Extract, from the records beneath this instruction, each line that contains the word "JSON".

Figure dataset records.
_____

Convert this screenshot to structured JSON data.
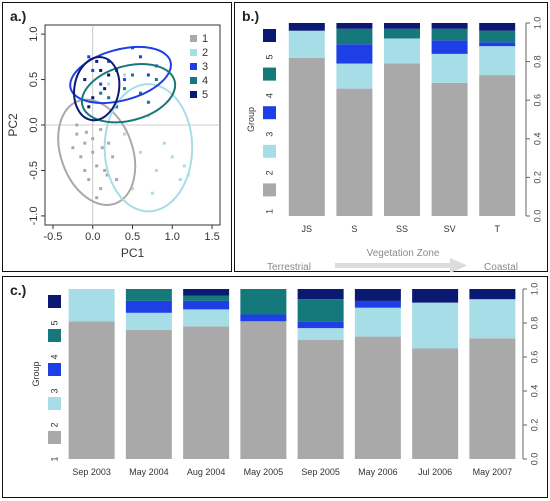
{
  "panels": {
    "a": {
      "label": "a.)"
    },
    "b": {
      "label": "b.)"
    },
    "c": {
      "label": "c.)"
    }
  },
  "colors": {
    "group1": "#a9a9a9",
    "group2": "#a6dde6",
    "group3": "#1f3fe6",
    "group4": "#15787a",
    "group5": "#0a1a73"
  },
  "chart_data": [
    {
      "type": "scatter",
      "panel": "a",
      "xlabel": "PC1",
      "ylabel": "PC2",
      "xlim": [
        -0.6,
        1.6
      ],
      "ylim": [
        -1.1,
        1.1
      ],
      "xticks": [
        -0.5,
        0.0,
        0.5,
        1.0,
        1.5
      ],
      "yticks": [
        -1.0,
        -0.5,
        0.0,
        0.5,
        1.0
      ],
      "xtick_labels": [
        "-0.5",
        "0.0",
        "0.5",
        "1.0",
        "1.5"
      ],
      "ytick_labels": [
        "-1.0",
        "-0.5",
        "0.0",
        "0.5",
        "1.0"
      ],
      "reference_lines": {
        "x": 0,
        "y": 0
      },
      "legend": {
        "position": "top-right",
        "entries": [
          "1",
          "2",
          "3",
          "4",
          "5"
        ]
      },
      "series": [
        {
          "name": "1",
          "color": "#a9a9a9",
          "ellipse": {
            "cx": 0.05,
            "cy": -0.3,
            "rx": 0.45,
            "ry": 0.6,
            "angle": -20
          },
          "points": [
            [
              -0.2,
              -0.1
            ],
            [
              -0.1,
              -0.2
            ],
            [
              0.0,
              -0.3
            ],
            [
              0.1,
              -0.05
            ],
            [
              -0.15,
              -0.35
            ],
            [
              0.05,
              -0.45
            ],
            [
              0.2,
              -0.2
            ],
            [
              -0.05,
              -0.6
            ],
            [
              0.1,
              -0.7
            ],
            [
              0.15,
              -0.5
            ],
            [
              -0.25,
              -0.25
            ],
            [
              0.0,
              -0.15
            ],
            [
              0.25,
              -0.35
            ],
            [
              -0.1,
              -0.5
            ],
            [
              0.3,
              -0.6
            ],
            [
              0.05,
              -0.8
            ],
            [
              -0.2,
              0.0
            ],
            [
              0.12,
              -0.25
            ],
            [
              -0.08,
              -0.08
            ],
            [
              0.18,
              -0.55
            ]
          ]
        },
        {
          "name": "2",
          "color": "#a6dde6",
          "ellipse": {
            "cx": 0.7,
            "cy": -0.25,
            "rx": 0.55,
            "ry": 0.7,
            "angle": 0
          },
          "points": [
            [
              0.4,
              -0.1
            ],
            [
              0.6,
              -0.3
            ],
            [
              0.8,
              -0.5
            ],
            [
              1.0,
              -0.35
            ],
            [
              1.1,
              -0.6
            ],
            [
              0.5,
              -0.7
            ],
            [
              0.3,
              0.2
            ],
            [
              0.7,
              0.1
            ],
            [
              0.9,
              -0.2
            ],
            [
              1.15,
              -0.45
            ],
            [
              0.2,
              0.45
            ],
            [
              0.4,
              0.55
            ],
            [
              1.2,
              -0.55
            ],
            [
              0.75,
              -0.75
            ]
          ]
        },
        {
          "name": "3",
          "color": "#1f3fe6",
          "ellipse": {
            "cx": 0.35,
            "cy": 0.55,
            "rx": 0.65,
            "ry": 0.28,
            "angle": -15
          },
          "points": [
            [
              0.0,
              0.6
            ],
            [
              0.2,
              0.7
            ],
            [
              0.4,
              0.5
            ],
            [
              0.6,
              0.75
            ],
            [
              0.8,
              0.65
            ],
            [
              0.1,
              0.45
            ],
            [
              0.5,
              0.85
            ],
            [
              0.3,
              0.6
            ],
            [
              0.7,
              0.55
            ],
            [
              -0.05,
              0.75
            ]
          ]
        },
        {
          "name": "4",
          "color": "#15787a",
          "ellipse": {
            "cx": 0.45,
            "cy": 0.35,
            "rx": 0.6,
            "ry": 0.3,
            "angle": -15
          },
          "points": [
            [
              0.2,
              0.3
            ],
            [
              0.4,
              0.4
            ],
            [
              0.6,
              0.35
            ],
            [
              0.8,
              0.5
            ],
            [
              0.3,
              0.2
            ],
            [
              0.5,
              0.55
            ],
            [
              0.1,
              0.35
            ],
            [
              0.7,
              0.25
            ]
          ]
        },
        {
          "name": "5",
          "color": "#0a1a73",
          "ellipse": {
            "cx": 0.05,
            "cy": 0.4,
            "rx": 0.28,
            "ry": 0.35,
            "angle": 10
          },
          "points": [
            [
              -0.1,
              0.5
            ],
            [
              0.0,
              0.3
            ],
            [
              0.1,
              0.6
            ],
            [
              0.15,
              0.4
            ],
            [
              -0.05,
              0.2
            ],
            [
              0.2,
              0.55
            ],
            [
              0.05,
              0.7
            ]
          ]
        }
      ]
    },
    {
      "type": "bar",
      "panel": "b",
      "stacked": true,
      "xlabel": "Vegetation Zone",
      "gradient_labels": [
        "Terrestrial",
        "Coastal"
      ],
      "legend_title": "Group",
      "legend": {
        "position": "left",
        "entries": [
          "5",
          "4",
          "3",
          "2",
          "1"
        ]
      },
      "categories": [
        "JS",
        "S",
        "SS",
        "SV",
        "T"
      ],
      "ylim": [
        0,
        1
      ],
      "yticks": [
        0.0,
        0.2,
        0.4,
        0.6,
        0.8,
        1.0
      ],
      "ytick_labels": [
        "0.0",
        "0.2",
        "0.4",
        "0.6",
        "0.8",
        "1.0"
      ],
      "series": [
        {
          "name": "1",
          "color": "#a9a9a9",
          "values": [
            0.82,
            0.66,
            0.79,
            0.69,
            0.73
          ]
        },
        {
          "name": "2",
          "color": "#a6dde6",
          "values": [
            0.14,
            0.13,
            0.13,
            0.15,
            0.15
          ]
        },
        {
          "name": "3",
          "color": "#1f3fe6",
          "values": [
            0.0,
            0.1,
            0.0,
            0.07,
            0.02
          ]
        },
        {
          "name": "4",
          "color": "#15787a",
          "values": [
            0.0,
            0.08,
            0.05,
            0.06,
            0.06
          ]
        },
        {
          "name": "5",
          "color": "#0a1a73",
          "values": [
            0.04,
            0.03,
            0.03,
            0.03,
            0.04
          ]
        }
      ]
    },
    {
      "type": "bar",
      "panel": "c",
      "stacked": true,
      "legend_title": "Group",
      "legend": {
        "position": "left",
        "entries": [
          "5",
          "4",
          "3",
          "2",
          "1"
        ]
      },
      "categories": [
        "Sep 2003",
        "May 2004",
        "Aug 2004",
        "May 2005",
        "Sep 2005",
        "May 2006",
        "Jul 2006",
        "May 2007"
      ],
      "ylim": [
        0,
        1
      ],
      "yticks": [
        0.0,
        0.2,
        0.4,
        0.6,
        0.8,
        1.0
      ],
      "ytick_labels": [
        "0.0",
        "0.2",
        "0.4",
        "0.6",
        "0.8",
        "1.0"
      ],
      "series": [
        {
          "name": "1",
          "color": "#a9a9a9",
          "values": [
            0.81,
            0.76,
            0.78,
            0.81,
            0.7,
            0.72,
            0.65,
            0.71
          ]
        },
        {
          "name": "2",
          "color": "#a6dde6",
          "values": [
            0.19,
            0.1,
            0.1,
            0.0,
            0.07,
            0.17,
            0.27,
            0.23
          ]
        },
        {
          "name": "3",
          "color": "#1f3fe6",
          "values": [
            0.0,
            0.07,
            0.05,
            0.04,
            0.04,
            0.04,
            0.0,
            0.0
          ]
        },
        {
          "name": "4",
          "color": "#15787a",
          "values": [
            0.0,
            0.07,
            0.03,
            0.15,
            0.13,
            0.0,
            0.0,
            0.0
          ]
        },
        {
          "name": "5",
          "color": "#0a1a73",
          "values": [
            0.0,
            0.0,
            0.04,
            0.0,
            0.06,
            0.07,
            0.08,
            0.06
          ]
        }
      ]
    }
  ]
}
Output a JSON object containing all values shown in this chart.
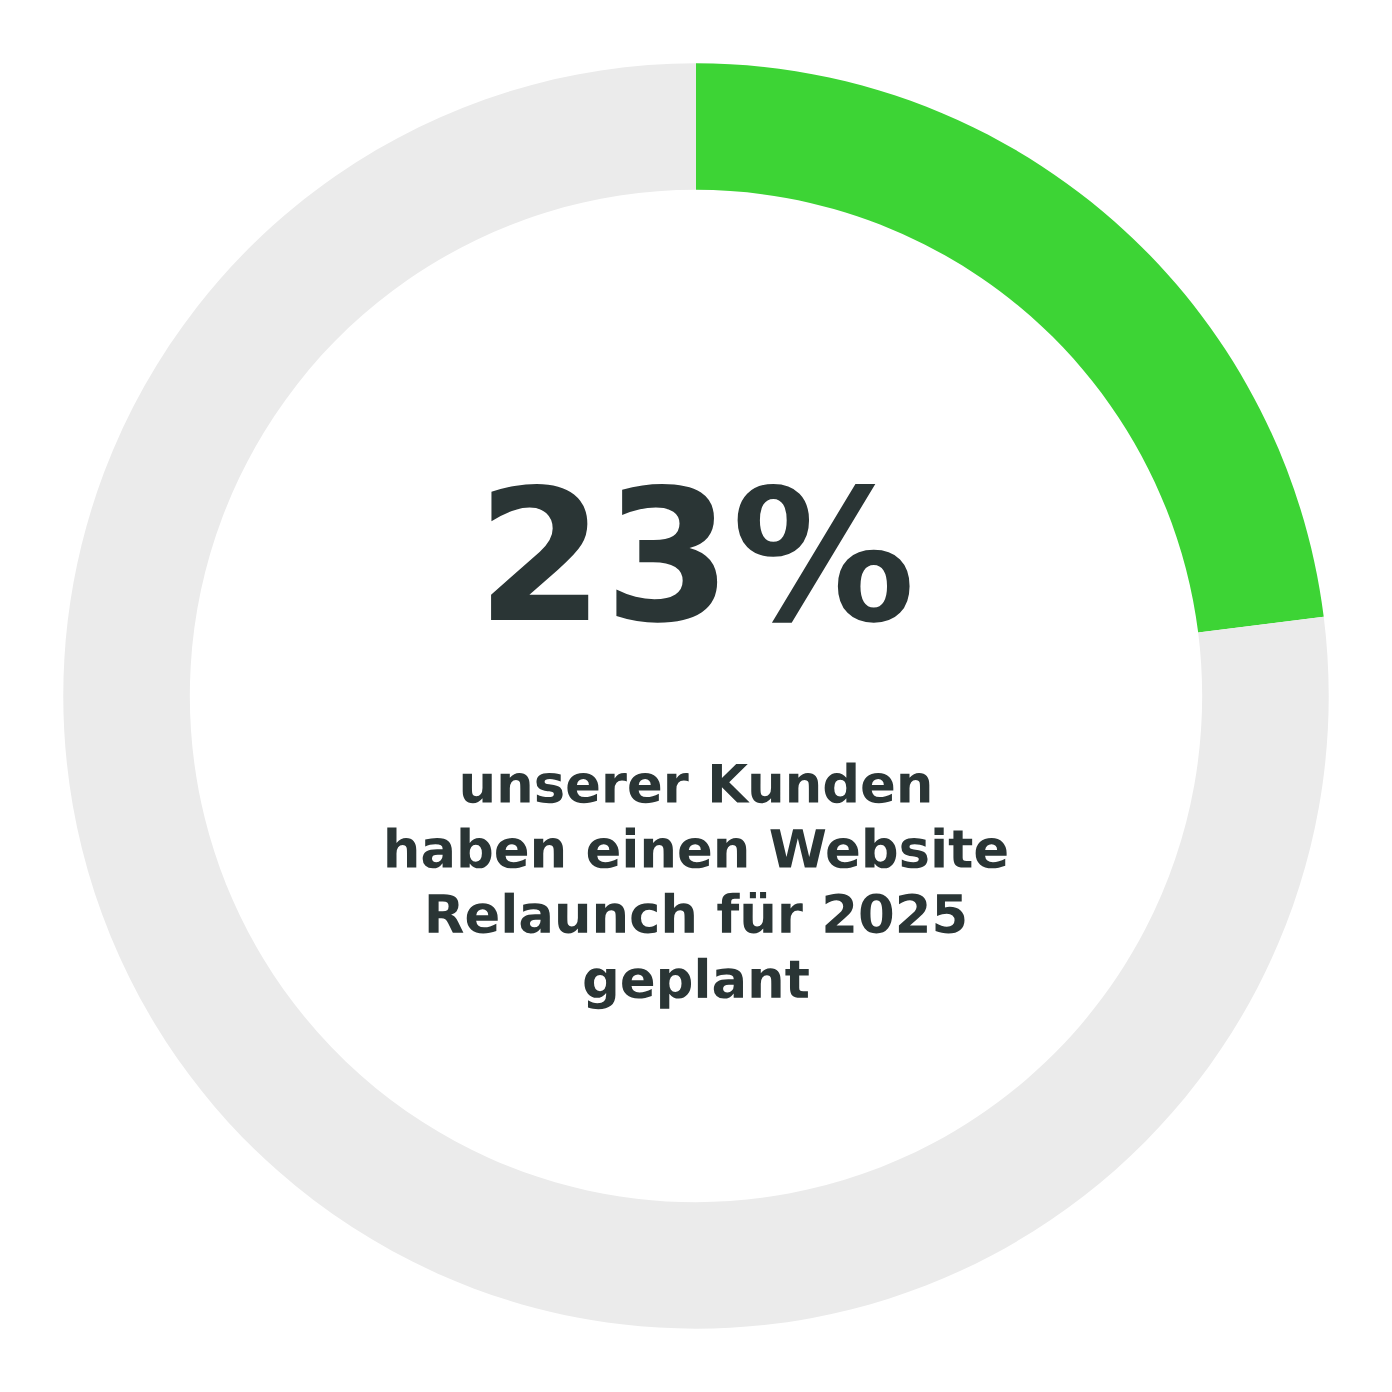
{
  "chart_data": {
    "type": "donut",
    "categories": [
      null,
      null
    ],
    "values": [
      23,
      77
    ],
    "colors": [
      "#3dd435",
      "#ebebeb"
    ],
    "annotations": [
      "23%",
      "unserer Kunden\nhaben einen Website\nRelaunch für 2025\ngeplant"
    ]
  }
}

_____

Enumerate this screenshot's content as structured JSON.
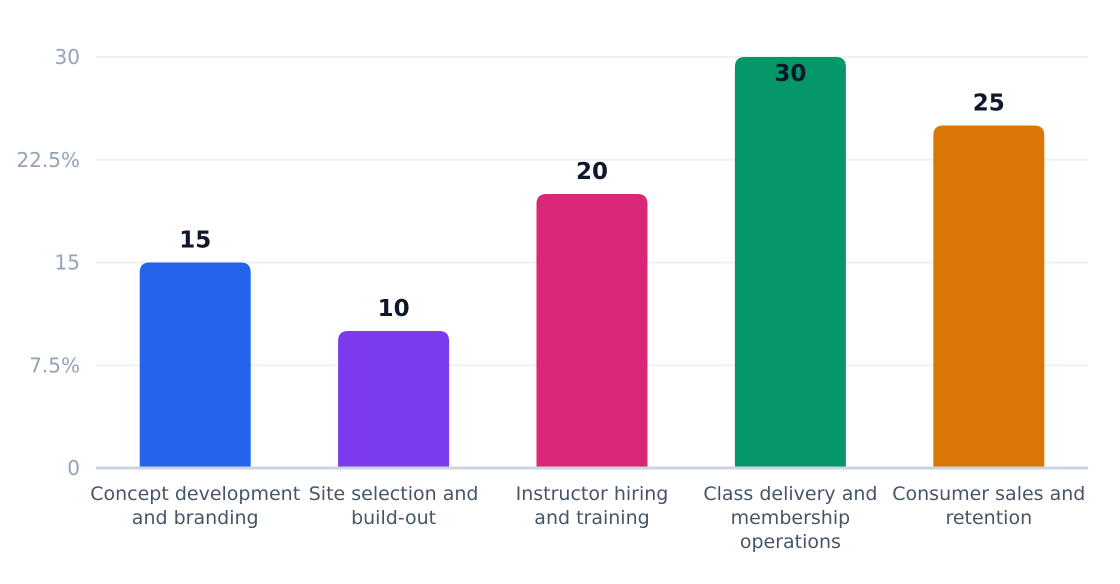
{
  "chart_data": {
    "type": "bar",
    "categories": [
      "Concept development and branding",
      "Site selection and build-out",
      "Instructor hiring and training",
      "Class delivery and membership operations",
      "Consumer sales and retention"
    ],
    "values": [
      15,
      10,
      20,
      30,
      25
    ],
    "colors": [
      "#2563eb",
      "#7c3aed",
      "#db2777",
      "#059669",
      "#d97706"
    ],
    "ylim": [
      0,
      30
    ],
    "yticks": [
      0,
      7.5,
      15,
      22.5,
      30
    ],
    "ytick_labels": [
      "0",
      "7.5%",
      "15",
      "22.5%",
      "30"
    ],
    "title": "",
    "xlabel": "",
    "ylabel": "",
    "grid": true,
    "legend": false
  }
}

_____

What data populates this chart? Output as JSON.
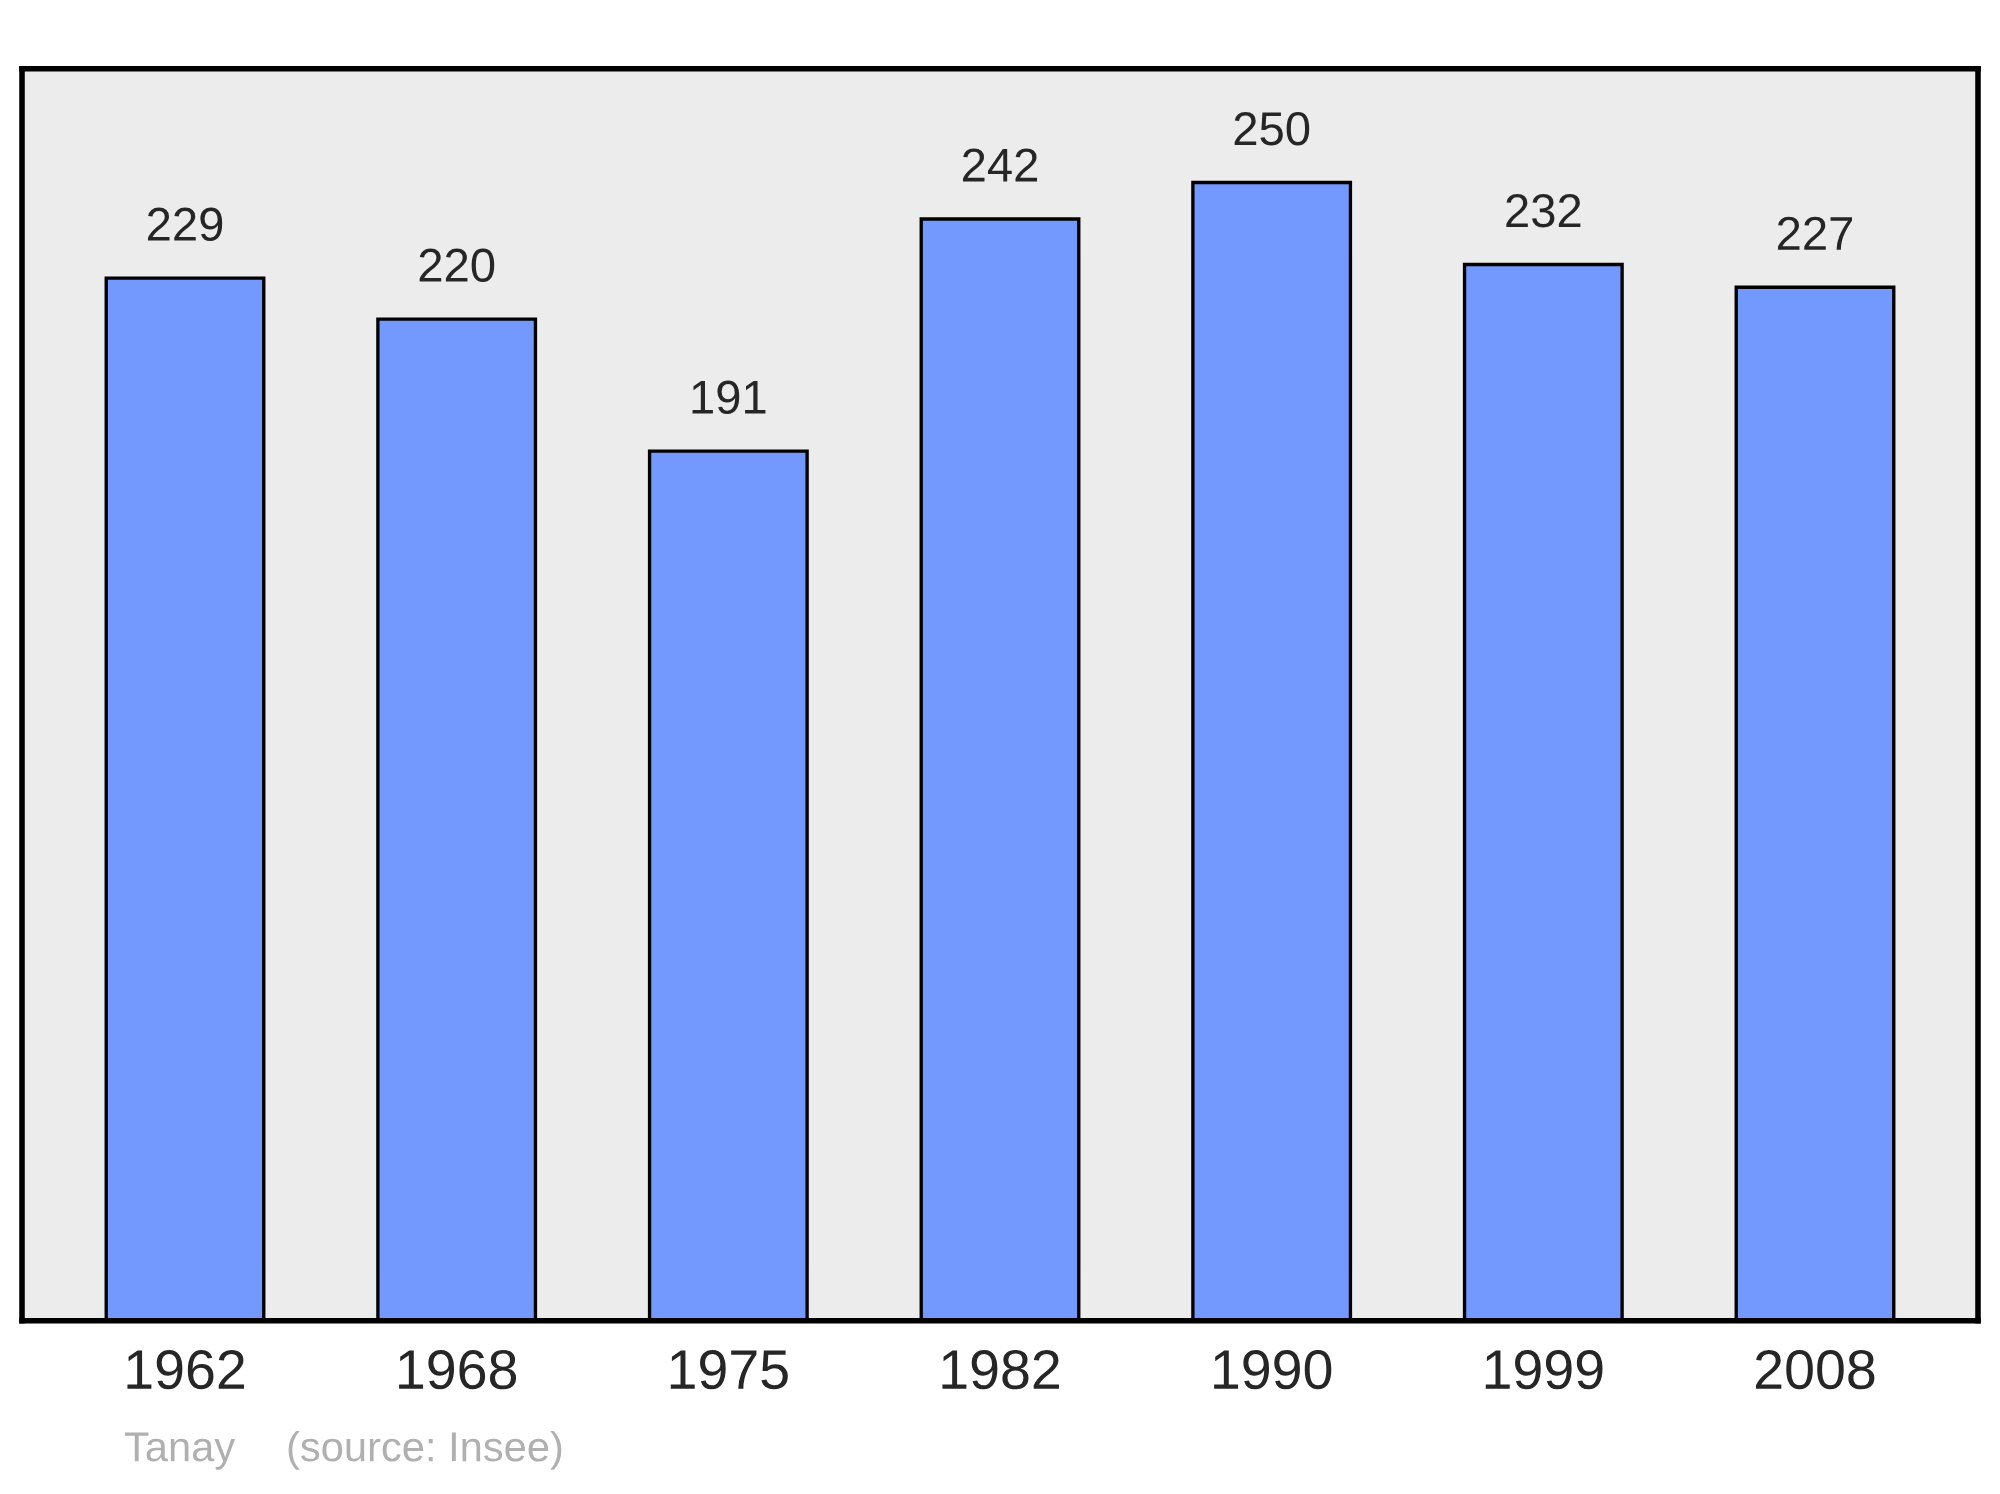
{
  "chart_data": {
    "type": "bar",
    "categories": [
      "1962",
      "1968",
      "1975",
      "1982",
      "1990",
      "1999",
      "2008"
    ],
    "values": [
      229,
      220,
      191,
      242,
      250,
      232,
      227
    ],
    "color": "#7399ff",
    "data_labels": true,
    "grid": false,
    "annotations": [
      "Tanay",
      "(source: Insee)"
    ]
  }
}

_____

COMPLETE RESPONSE.
Convert this screenshot to structured JSON data.
Output a JSON object containing all values shown in this chart.
Enumerate this screenshot's content as structured JSON.
What data populates this chart? Output as JSON.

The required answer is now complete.